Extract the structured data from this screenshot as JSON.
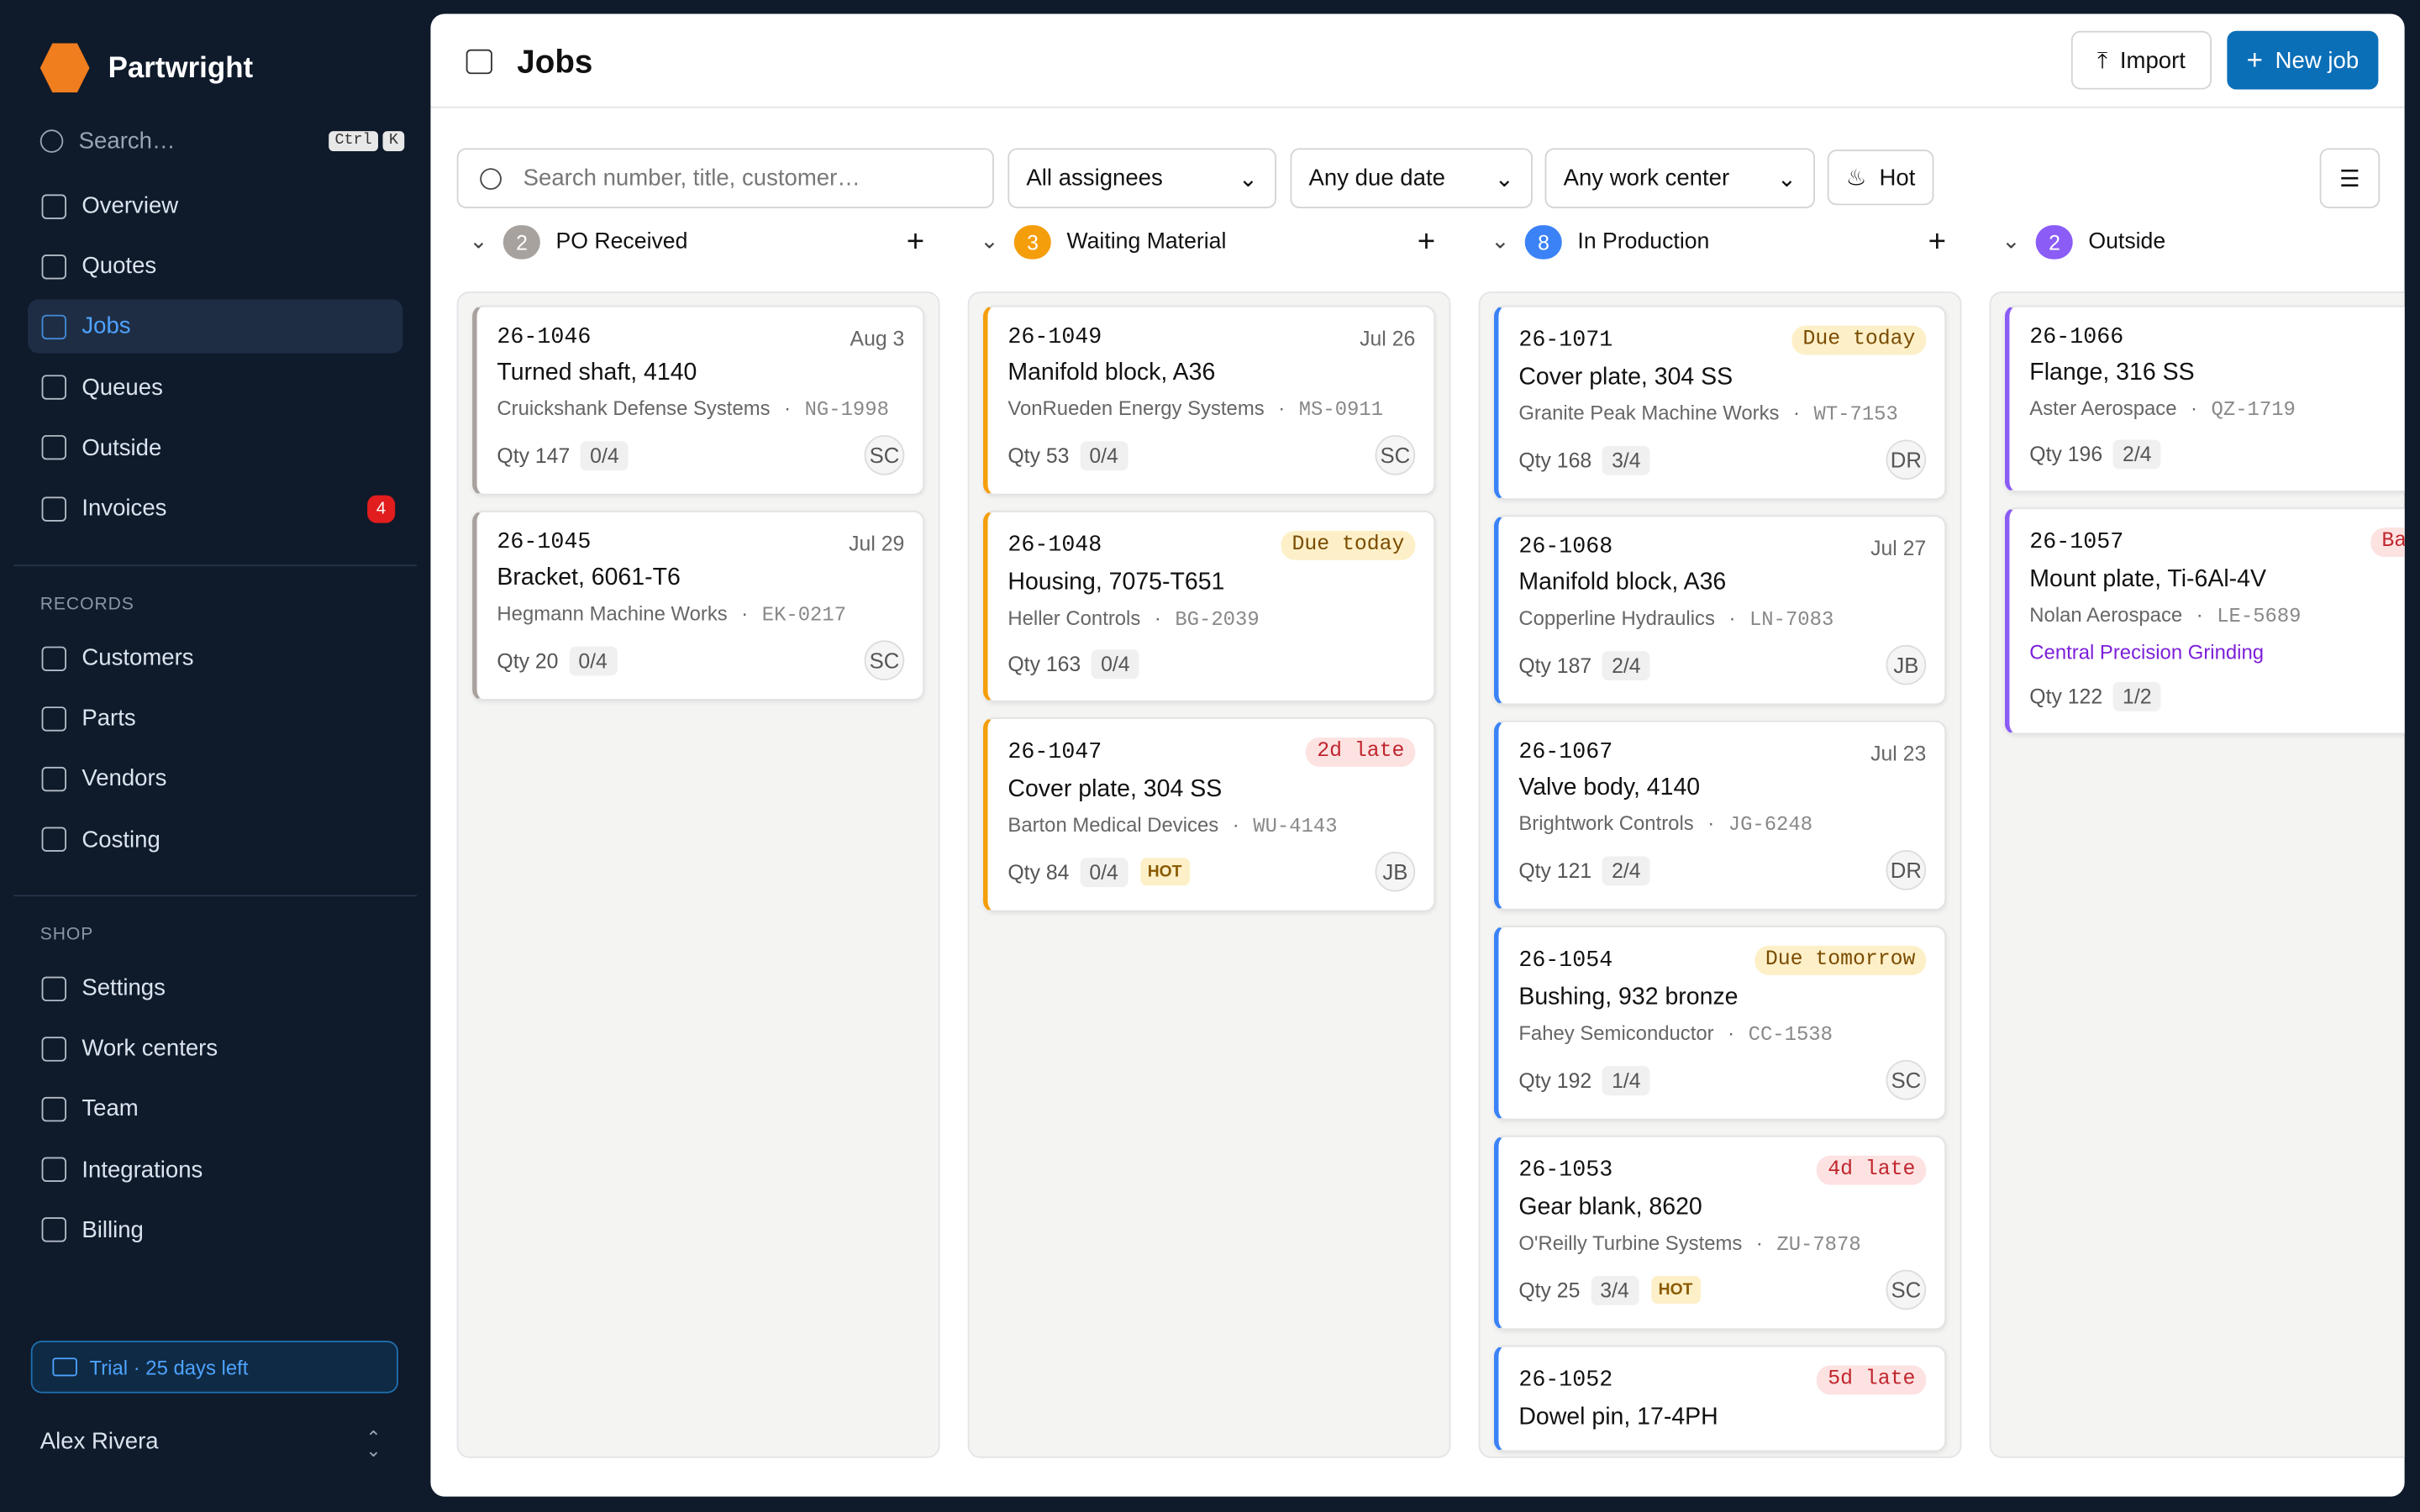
{
  "sidebar": {
    "brand": "Partwright",
    "search": "Search…",
    "shortcut": [
      "Ctrl",
      "K"
    ],
    "nav": [
      {
        "label": "Overview"
      },
      {
        "label": "Quotes"
      },
      {
        "label": "Jobs",
        "active": true
      },
      {
        "label": "Queues"
      },
      {
        "label": "Outside"
      },
      {
        "label": "Invoices",
        "badge": "4"
      }
    ],
    "sections": [
      {
        "title": "RECORDS",
        "items": [
          "Customers",
          "Parts",
          "Vendors",
          "Costing"
        ]
      },
      {
        "title": "SHOP",
        "items": [
          "Settings",
          "Work centers",
          "Team",
          "Integrations",
          "Billing"
        ]
      }
    ],
    "trial": "Trial · 25 days left",
    "user": "Alex Rivera"
  },
  "header": {
    "title": "Jobs",
    "import": "Import",
    "new": "New job"
  },
  "filters": {
    "search": "Search number, title, customer…",
    "assignees": "All assignees",
    "due": "Any due date",
    "center": "Any work center",
    "hot": "Hot"
  },
  "columns": [
    {
      "count": "2",
      "name": "PO Received",
      "color": "#a8a29e",
      "cards": [
        {
          "id": "26-1046",
          "date": "Aug 3",
          "title": "Turned shaft, 4140",
          "customer": "Cruickshank Defense Systems",
          "part": "NG-1998",
          "qty": "Qty 147",
          "progress": "0/4",
          "assignee": "SC"
        },
        {
          "id": "26-1045",
          "date": "Jul 29",
          "title": "Bracket, 6061-T6",
          "customer": "Hegmann Machine Works",
          "part": "EK-0217",
          "qty": "Qty 20",
          "progress": "0/4",
          "assignee": "SC"
        }
      ]
    },
    {
      "count": "3",
      "name": "Waiting Material",
      "color": "#f59e0b",
      "cards": [
        {
          "id": "26-1049",
          "date": "Jul 26",
          "title": "Manifold block, A36",
          "customer": "VonRueden Energy Systems",
          "part": "MS-0911",
          "qty": "Qty 53",
          "progress": "0/4",
          "assignee": "SC"
        },
        {
          "id": "26-1048",
          "badge": "Due today",
          "badgeKind": "warn",
          "title": "Housing, 7075-T651",
          "customer": "Heller Controls",
          "part": "BG-2039",
          "qty": "Qty 163",
          "progress": "0/4"
        },
        {
          "id": "26-1047",
          "badge": "2d late",
          "badgeKind": "late",
          "title": "Cover plate, 304 SS",
          "customer": "Barton Medical Devices",
          "part": "WU-4143",
          "qty": "Qty 84",
          "progress": "0/4",
          "hot": "HOT",
          "assignee": "JB"
        }
      ]
    },
    {
      "count": "8",
      "name": "In Production",
      "color": "#3b82f6",
      "cards": [
        {
          "id": "26-1071",
          "badge": "Due today",
          "badgeKind": "warn",
          "title": "Cover plate, 304 SS",
          "customer": "Granite Peak Machine Works",
          "part": "WT-7153",
          "qty": "Qty 168",
          "progress": "3/4",
          "assignee": "DR"
        },
        {
          "id": "26-1068",
          "date": "Jul 27",
          "title": "Manifold block, A36",
          "customer": "Copperline Hydraulics",
          "part": "LN-7083",
          "qty": "Qty 187",
          "progress": "2/4",
          "assignee": "JB"
        },
        {
          "id": "26-1067",
          "date": "Jul 23",
          "title": "Valve body, 4140",
          "customer": "Brightwork Controls",
          "part": "JG-6248",
          "qty": "Qty 121",
          "progress": "2/4",
          "assignee": "DR"
        },
        {
          "id": "26-1054",
          "badge": "Due tomorrow",
          "badgeKind": "warn",
          "title": "Bushing, 932 bronze",
          "customer": "Fahey Semiconductor",
          "part": "CC-1538",
          "qty": "Qty 192",
          "progress": "1/4",
          "assignee": "SC"
        },
        {
          "id": "26-1053",
          "badge": "4d late",
          "badgeKind": "late",
          "title": "Gear blank, 8620",
          "customer": "O'Reilly Turbine Systems",
          "part": "ZU-7878",
          "qty": "Qty 25",
          "progress": "3/4",
          "hot": "HOT",
          "assignee": "SC"
        },
        {
          "id": "26-1052",
          "badge": "5d late",
          "badgeKind": "late",
          "title": "Dowel pin, 17-4PH"
        }
      ]
    },
    {
      "count": "2",
      "name": "Outside",
      "color": "#8b5cf6",
      "cards": [
        {
          "id": "26-1066",
          "title": "Flange, 316 SS",
          "customer": "Aster Aerospace",
          "part": "QZ-1719",
          "qty": "Qty 196",
          "progress": "2/4"
        },
        {
          "id": "26-1057",
          "badge": "Back Jul",
          "badgeKind": "late",
          "title": "Mount plate, Ti-6Al-4V",
          "customer": "Nolan Aerospace",
          "part": "LE-5689",
          "vendor": "Central Precision Grinding",
          "qty": "Qty 122",
          "progress": "1/2"
        }
      ]
    }
  ]
}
==============================
=== Instructions for the task ===
Return the listing above word for word, with the pictures removed.

=== Exercise response ===
Extract the structured data from this screenshot as JSON.
{
  "sidebar": {
    "brand": "Partwright",
    "search": "Search…",
    "shortcut": [
      "Ctrl",
      "K"
    ],
    "nav": [
      {
        "label": "Overview"
      },
      {
        "label": "Quotes"
      },
      {
        "label": "Jobs",
        "active": true
      },
      {
        "label": "Queues"
      },
      {
        "label": "Outside"
      },
      {
        "label": "Invoices",
        "badge": "4"
      }
    ],
    "sections": [
      {
        "title": "RECORDS",
        "items": [
          "Customers",
          "Parts",
          "Vendors",
          "Costing"
        ]
      },
      {
        "title": "SHOP",
        "items": [
          "Settings",
          "Work centers",
          "Team",
          "Integrations",
          "Billing"
        ]
      }
    ],
    "trial": "Trial · 25 days left",
    "user": "Alex Rivera"
  },
  "header": {
    "title": "Jobs",
    "import": "Import",
    "new": "New job"
  },
  "filters": {
    "search": "Search number, title, customer…",
    "assignees": "All assignees",
    "due": "Any due date",
    "center": "Any work center",
    "hot": "Hot"
  },
  "columns": [
    {
      "count": "2",
      "name": "PO Received",
      "color": "#a8a29e",
      "cards": [
        {
          "id": "26-1046",
          "date": "Aug 3",
          "title": "Turned shaft, 4140",
          "customer": "Cruickshank Defense Systems",
          "part": "NG-1998",
          "qty": "Qty 147",
          "progress": "0/4",
          "assignee": "SC"
        },
        {
          "id": "26-1045",
          "date": "Jul 29",
          "title": "Bracket, 6061-T6",
          "customer": "Hegmann Machine Works",
          "part": "EK-0217",
          "qty": "Qty 20",
          "progress": "0/4",
          "assignee": "SC"
        }
      ]
    },
    {
      "count": "3",
      "name": "Waiting Material",
      "color": "#f59e0b",
      "cards": [
        {
          "id": "26-1049",
          "date": "Jul 26",
          "title": "Manifold block, A36",
          "customer": "VonRueden Energy Systems",
          "part": "MS-0911",
          "qty": "Qty 53",
          "progress": "0/4",
          "assignee": "SC"
        },
        {
          "id": "26-1048",
          "badge": "Due today",
          "badgeKind": "warn",
          "title": "Housing, 7075-T651",
          "customer": "Heller Controls",
          "part": "BG-2039",
          "qty": "Qty 163",
          "progress": "0/4"
        },
        {
          "id": "26-1047",
          "badge": "2d late",
          "badgeKind": "late",
          "title": "Cover plate, 304 SS",
          "customer": "Barton Medical Devices",
          "part": "WU-4143",
          "qty": "Qty 84",
          "progress": "0/4",
          "hot": "HOT",
          "assignee": "JB"
        }
      ]
    },
    {
      "count": "8",
      "name": "In Production",
      "color": "#3b82f6",
      "cards": [
        {
          "id": "26-1071",
          "badge": "Due today",
          "badgeKind": "warn",
          "title": "Cover plate, 304 SS",
          "customer": "Granite Peak Machine Works",
          "part": "WT-7153",
          "qty": "Qty 168",
          "progress": "3/4",
          "assignee": "DR"
        },
        {
          "id": "26-1068",
          "date": "Jul 27",
          "title": "Manifold block, A36",
          "customer": "Copperline Hydraulics",
          "part": "LN-7083",
          "qty": "Qty 187",
          "progress": "2/4",
          "assignee": "JB"
        },
        {
          "id": "26-1067",
          "date": "Jul 23",
          "title": "Valve body, 4140",
          "customer": "Brightwork Controls",
          "part": "JG-6248",
          "qty": "Qty 121",
          "progress": "2/4",
          "assignee": "DR"
        },
        {
          "id": "26-1054",
          "badge": "Due tomorrow",
          "badgeKind": "warn",
          "title": "Bushing, 932 bronze",
          "customer": "Fahey Semiconductor",
          "part": "CC-1538",
          "qty": "Qty 192",
          "progress": "1/4",
          "assignee": "SC"
        },
        {
          "id": "26-1053",
          "badge": "4d late",
          "badgeKind": "late",
          "title": "Gear blank, 8620",
          "customer": "O'Reilly Turbine Systems",
          "part": "ZU-7878",
          "qty": "Qty 25",
          "progress": "3/4",
          "hot": "HOT",
          "assignee": "SC"
        },
        {
          "id": "26-1052",
          "badge": "5d late",
          "badgeKind": "late",
          "title": "Dowel pin, 17-4PH"
        }
      ]
    },
    {
      "count": "2",
      "name": "Outside",
      "color": "#8b5cf6",
      "cards": [
        {
          "id": "26-1066",
          "title": "Flange, 316 SS",
          "customer": "Aster Aerospace",
          "part": "QZ-1719",
          "qty": "Qty 196",
          "progress": "2/4"
        },
        {
          "id": "26-1057",
          "badge": "Back Jul",
          "badgeKind": "late",
          "title": "Mount plate, Ti-6Al-4V",
          "customer": "Nolan Aerospace",
          "part": "LE-5689",
          "vendor": "Central Precision Grinding",
          "qty": "Qty 122",
          "progress": "1/2"
        }
      ]
    }
  ]
}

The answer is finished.